■ Task instructions
Locate the word "определения" in the data below, then copy every line that holds it.

--- start Entries ---

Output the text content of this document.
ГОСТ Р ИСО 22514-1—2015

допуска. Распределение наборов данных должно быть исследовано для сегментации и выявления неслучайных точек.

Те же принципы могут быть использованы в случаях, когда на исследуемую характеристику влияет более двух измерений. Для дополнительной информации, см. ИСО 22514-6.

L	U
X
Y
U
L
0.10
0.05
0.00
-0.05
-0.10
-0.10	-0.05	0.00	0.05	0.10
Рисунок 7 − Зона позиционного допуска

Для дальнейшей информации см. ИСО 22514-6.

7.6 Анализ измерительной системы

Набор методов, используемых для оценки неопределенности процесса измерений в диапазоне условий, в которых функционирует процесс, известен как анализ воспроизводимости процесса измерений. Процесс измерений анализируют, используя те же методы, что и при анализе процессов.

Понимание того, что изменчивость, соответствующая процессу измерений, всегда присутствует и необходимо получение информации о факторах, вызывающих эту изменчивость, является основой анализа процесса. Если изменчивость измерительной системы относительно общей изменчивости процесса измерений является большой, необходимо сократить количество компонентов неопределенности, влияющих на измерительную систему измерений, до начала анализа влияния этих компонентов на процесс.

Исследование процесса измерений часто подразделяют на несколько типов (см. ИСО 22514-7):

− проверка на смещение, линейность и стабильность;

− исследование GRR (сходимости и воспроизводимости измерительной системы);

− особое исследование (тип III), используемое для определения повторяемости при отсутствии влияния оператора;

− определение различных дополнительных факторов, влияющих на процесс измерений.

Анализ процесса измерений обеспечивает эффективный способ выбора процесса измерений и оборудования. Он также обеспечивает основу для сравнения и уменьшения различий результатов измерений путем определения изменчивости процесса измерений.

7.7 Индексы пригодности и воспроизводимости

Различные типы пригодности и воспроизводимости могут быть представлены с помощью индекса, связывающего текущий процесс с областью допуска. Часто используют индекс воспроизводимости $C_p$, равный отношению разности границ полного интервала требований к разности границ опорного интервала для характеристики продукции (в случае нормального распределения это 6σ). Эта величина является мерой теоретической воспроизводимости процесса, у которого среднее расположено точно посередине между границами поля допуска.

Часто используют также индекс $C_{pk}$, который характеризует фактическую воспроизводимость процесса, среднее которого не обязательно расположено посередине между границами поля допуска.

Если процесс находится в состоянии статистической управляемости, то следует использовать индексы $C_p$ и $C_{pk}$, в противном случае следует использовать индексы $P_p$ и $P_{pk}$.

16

--- end Entries ---

■ Expected output
− особое исследование (тип III), используемое для определения повторяемости при отсутствии влияния оператора;
Анализ процесса измерений обеспечивает эффективный способ выбора процесса измерений и оборудования. Он также обеспечивает основу для сравнения и уменьшения различий результатов измерений путем определения изменчивости процесса измерений.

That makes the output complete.